Objective: Gather all lines in the entries that include the word "Software".

begin

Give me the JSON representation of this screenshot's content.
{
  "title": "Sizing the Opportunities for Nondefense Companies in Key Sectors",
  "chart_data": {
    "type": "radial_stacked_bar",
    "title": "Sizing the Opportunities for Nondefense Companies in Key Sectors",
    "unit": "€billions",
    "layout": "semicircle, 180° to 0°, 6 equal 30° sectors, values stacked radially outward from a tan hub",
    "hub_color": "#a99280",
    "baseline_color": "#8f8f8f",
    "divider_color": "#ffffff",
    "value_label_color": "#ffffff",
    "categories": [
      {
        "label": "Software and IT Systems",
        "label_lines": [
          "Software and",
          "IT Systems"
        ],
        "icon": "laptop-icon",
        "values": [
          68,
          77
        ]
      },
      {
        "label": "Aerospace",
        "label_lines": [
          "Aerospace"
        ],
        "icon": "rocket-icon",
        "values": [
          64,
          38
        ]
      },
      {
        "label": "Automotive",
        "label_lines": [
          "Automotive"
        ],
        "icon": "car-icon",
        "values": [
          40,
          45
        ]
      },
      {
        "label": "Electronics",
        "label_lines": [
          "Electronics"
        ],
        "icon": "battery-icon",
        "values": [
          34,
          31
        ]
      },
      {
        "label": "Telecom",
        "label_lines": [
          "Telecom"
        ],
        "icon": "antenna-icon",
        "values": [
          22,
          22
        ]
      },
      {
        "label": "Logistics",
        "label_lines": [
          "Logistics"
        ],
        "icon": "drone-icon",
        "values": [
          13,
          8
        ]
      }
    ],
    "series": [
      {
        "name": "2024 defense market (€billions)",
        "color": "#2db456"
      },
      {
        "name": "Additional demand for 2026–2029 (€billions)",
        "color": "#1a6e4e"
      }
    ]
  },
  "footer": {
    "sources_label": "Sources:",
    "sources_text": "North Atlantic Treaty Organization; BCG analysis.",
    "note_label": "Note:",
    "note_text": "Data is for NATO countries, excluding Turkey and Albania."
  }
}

end

Solution for this exercise:
        "label": "Software and IT Systems",
          "Software and",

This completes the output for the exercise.